[EXERCISE PROMPT] Copy every line from the records below that holds the word "cannot".

[PROVIDED DATA]
□ □ □ □ □ □ □

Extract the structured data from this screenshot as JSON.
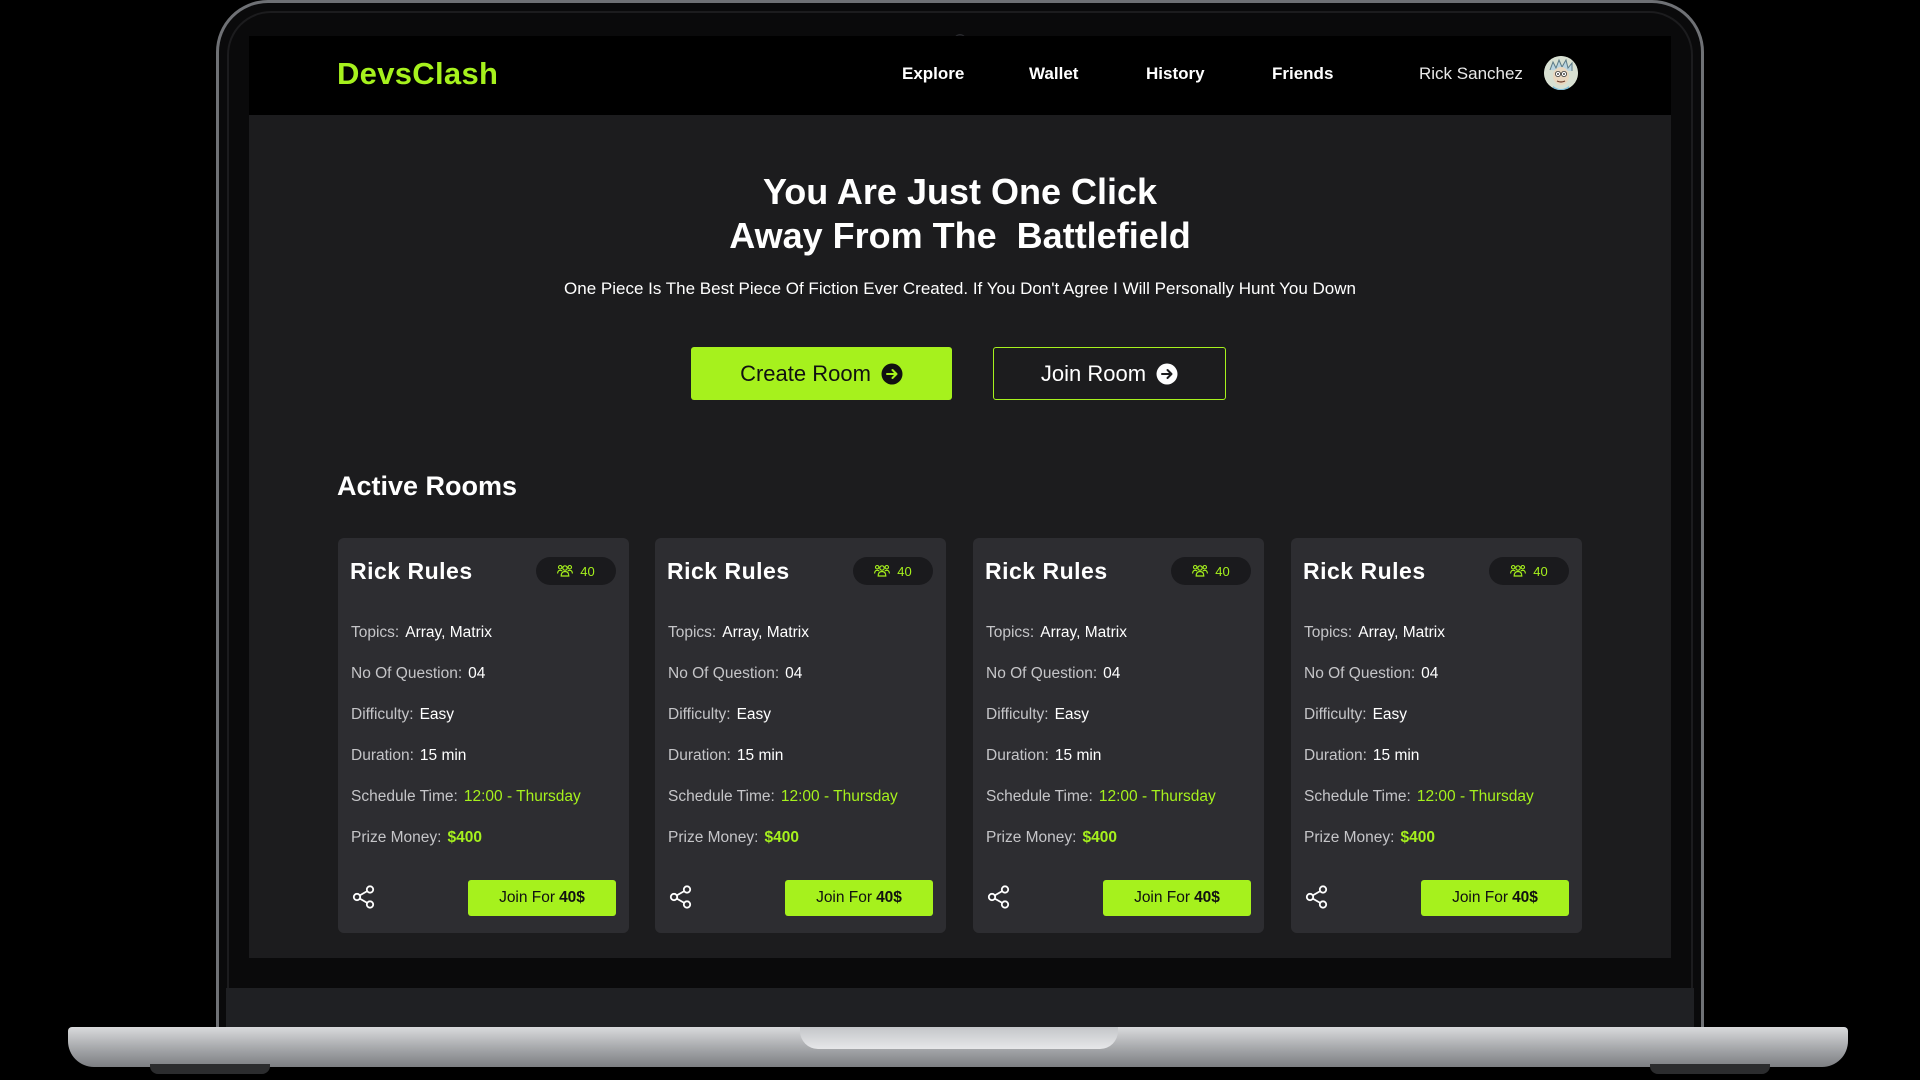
{
  "app": {
    "logo": "DevsClash"
  },
  "nav": {
    "links": [
      "Explore",
      "Wallet",
      "History",
      "Friends"
    ],
    "user_name": "Rick Sanchez"
  },
  "hero": {
    "title_line1": "You Are Just One Click",
    "title_line2": "Away From The  Battlefield",
    "subtitle": "One Piece Is The Best Piece Of Fiction Ever Created. If You Don't Agree I Will Personally Hunt You Down",
    "create_button": "Create Room",
    "join_button": "Join Room"
  },
  "active_rooms": {
    "title": "Active Rooms",
    "labels": {
      "topics": "Topics:",
      "questions": "No Of Question:",
      "difficulty": "Difficulty:",
      "duration": "Duration:",
      "schedule": "Schedule Time:",
      "prize": "Prize Money:"
    },
    "rooms": [
      {
        "name": "Rick Rules",
        "players": "40",
        "topics": "Array, Matrix",
        "questions": "04",
        "difficulty": "Easy",
        "duration": "15 min",
        "schedule": "12:00 - Thursday",
        "prize": "$400",
        "join_prefix": "Join For",
        "join_amount": "40$"
      },
      {
        "name": "Rick Rules",
        "players": "40",
        "topics": "Array, Matrix",
        "questions": "04",
        "difficulty": "Easy",
        "duration": "15 min",
        "schedule": "12:00 - Thursday",
        "prize": "$400",
        "join_prefix": "Join For",
        "join_amount": "40$"
      },
      {
        "name": "Rick Rules",
        "players": "40",
        "topics": "Array, Matrix",
        "questions": "04",
        "difficulty": "Easy",
        "duration": "15 min",
        "schedule": "12:00 - Thursday",
        "prize": "$400",
        "join_prefix": "Join For",
        "join_amount": "40$"
      },
      {
        "name": "Rick Rules",
        "players": "40",
        "topics": "Array, Matrix",
        "questions": "04",
        "difficulty": "Easy",
        "duration": "15 min",
        "schedule": "12:00 - Thursday",
        "prize": "$400",
        "join_prefix": "Join For",
        "join_amount": "40$"
      }
    ]
  },
  "icons": {
    "players": "people-group-icon",
    "share": "share-icon",
    "arrow": "arrow-right-circle-icon",
    "avatar": "avatar"
  },
  "colors": {
    "accent": "#a6f11d",
    "background": "#1c1c1e",
    "nav": "#000000",
    "card": "#2d2d31"
  }
}
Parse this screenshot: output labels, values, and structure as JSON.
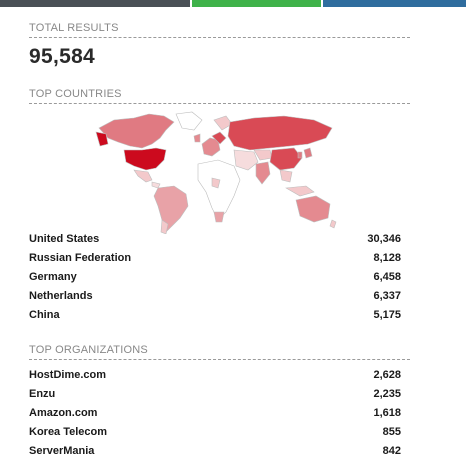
{
  "topbar": {
    "colors": [
      "#4a5056",
      "#5a5f64",
      "#3fb24a",
      "#2f6d9e"
    ]
  },
  "total": {
    "title": "TOTAL RESULTS",
    "value": "95,584"
  },
  "countries": {
    "title": "TOP COUNTRIES",
    "items": [
      {
        "name": "United States",
        "count": "30,346"
      },
      {
        "name": "Russian Federation",
        "count": "8,128"
      },
      {
        "name": "Germany",
        "count": "6,458"
      },
      {
        "name": "Netherlands",
        "count": "6,337"
      },
      {
        "name": "China",
        "count": "5,175"
      }
    ]
  },
  "organizations": {
    "title": "TOP ORGANIZATIONS",
    "items": [
      {
        "name": "HostDime.com",
        "count": "2,628"
      },
      {
        "name": "Enzu",
        "count": "2,235"
      },
      {
        "name": "Amazon.com",
        "count": "1,618"
      },
      {
        "name": "Korea Telecom",
        "count": "855"
      },
      {
        "name": "ServerMania",
        "count": "842"
      }
    ]
  },
  "map_colors": {
    "max": "#cc0a1e",
    "high": "#d94a55",
    "mid": "#e48a90",
    "low": "#f3c9cb",
    "none": "#ffffff",
    "border": "#c8c8c8"
  }
}
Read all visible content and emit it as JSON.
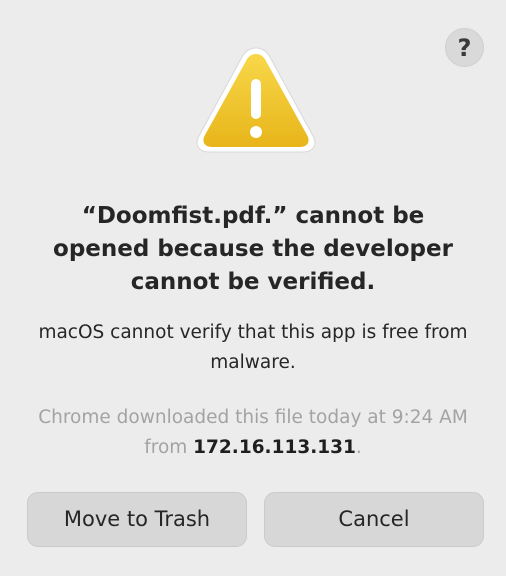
{
  "dialog": {
    "help_label": "?",
    "title": "“Doomfist.pdf.” cannot be opened because the developer cannot be verified.",
    "message": "macOS cannot verify that this app is free from malware.",
    "download_info_prefix": "Chrome downloaded this file today at 9:24 AM from ",
    "download_info_ip": "172.16.113.131",
    "download_info_suffix": ".",
    "icon": "warning-triangle-icon",
    "accent_color": "#f2c230"
  },
  "buttons": {
    "move_to_trash": "Move to Trash",
    "cancel": "Cancel"
  }
}
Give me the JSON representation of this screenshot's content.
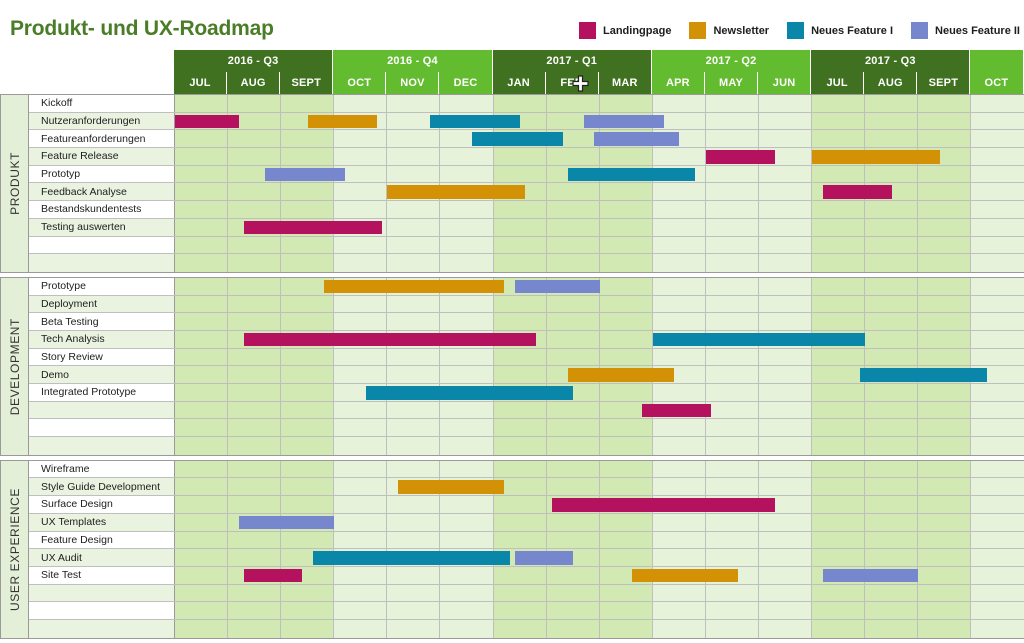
{
  "title": "Produkt- und UX-Roadmap",
  "colors": {
    "landingpage": "#B4125F",
    "newsletter": "#D39205",
    "feature1": "#0A87A8",
    "feature2": "#7687CE",
    "quarter_dark": "#3F7120",
    "quarter_light": "#63BC30",
    "title_green": "#4A7D27"
  },
  "legend": [
    {
      "label": "Landingpage",
      "color_key": "landingpage"
    },
    {
      "label": "Newsletter",
      "color_key": "newsletter"
    },
    {
      "label": "Neues Feature I",
      "color_key": "feature1"
    },
    {
      "label": "Neues Feature II",
      "color_key": "feature2"
    }
  ],
  "quarters": [
    {
      "label": "2016 - Q3",
      "months": 3,
      "tone": "dark"
    },
    {
      "label": "2016 - Q4",
      "months": 3,
      "tone": "light"
    },
    {
      "label": "2017 - Q1",
      "months": 3,
      "tone": "dark"
    },
    {
      "label": "2017 - Q2",
      "months": 3,
      "tone": "light"
    },
    {
      "label": "2017 - Q3",
      "months": 3,
      "tone": "dark"
    },
    {
      "label": "",
      "months": 1,
      "tone": "light"
    }
  ],
  "months": [
    "JUL",
    "AUG",
    "SEPT",
    "OCT",
    "NOV",
    "DEC",
    "JAN",
    "FEB",
    "MAR",
    "APR",
    "MAY",
    "JUN",
    "JUL",
    "AUG",
    "SEPT",
    "OCT"
  ],
  "cursor": {
    "icon": "move-crosshair-cursor",
    "over_month": "FEB"
  },
  "sections": [
    {
      "name": "PRODUKT",
      "rows": [
        {
          "label": "Kickoff",
          "bars": []
        },
        {
          "label": "Nutzeranforderungen",
          "bars": [
            {
              "start": 0.0,
              "end": 1.2,
              "color_key": "landingpage"
            },
            {
              "start": 2.5,
              "end": 3.8,
              "color_key": "newsletter"
            },
            {
              "start": 4.8,
              "end": 6.5,
              "color_key": "feature1"
            },
            {
              "start": 7.7,
              "end": 9.2,
              "color_key": "feature2"
            }
          ]
        },
        {
          "label": "Featureanforderungen",
          "bars": [
            {
              "start": 5.6,
              "end": 7.3,
              "color_key": "feature1"
            },
            {
              "start": 7.9,
              "end": 9.5,
              "color_key": "feature2"
            }
          ]
        },
        {
          "label": "Feature Release",
          "bars": [
            {
              "start": 10.0,
              "end": 11.3,
              "color_key": "landingpage"
            },
            {
              "start": 12.0,
              "end": 14.4,
              "color_key": "newsletter"
            }
          ]
        },
        {
          "label": "Prototyp",
          "bars": [
            {
              "start": 1.7,
              "end": 3.2,
              "color_key": "feature2"
            },
            {
              "start": 7.4,
              "end": 9.8,
              "color_key": "feature1"
            }
          ]
        },
        {
          "label": "Feedback Analyse",
          "bars": [
            {
              "start": 4.0,
              "end": 6.6,
              "color_key": "newsletter"
            },
            {
              "start": 12.2,
              "end": 13.5,
              "color_key": "landingpage"
            }
          ]
        },
        {
          "label": "Bestandskundentests",
          "bars": []
        },
        {
          "label": "Testing auswerten",
          "bars": [
            {
              "start": 1.3,
              "end": 3.9,
              "color_key": "landingpage"
            }
          ]
        },
        {
          "label": "",
          "bars": []
        },
        {
          "label": "",
          "bars": []
        }
      ]
    },
    {
      "name": "DEVELOPMENT",
      "rows": [
        {
          "label": "Prototype",
          "bars": [
            {
              "start": 2.8,
              "end": 6.2,
              "color_key": "newsletter"
            },
            {
              "start": 6.4,
              "end": 8.0,
              "color_key": "feature2"
            }
          ]
        },
        {
          "label": "Deployment",
          "bars": []
        },
        {
          "label": "Beta Testing",
          "bars": []
        },
        {
          "label": "Tech Analysis",
          "bars": [
            {
              "start": 1.3,
              "end": 6.8,
              "color_key": "landingpage"
            },
            {
              "start": 9.0,
              "end": 13.0,
              "color_key": "feature1"
            }
          ]
        },
        {
          "label": "Story Review",
          "bars": []
        },
        {
          "label": "Demo",
          "bars": [
            {
              "start": 7.4,
              "end": 9.4,
              "color_key": "newsletter"
            },
            {
              "start": 12.9,
              "end": 15.3,
              "color_key": "feature1"
            }
          ]
        },
        {
          "label": "Integrated Prototype",
          "bars": [
            {
              "start": 3.6,
              "end": 7.5,
              "color_key": "feature1"
            }
          ]
        },
        {
          "label": "",
          "bars": [
            {
              "start": 8.8,
              "end": 10.1,
              "color_key": "landingpage"
            }
          ]
        },
        {
          "label": "",
          "bars": []
        },
        {
          "label": "",
          "bars": []
        }
      ]
    },
    {
      "name": "USER EXPERIENCE",
      "rows": [
        {
          "label": "Wireframe",
          "bars": []
        },
        {
          "label": "Style Guide Development",
          "bars": [
            {
              "start": 4.2,
              "end": 6.2,
              "color_key": "newsletter"
            }
          ]
        },
        {
          "label": "Surface Design",
          "bars": [
            {
              "start": 7.1,
              "end": 11.3,
              "color_key": "landingpage"
            }
          ]
        },
        {
          "label": "UX Templates",
          "bars": [
            {
              "start": 1.2,
              "end": 3.0,
              "color_key": "feature2"
            }
          ]
        },
        {
          "label": "Feature Design",
          "bars": []
        },
        {
          "label": "UX Audit",
          "bars": [
            {
              "start": 2.6,
              "end": 6.3,
              "color_key": "feature1"
            },
            {
              "start": 6.4,
              "end": 7.5,
              "color_key": "feature2"
            }
          ]
        },
        {
          "label": "Site Test",
          "bars": [
            {
              "start": 1.3,
              "end": 2.4,
              "color_key": "landingpage"
            },
            {
              "start": 8.6,
              "end": 10.6,
              "color_key": "newsletter"
            },
            {
              "start": 12.2,
              "end": 14.0,
              "color_key": "feature2"
            }
          ]
        },
        {
          "label": "",
          "bars": []
        },
        {
          "label": "",
          "bars": []
        },
        {
          "label": "",
          "bars": []
        }
      ]
    }
  ]
}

□ □ □ □ □ □ □

[WRITTEN SOLUTION]
    "title": "“Doomfist.pdf.” cannot be opened because the developer cannot be verified.",
    "message": "macOS cannot verify that this app is free from malware.",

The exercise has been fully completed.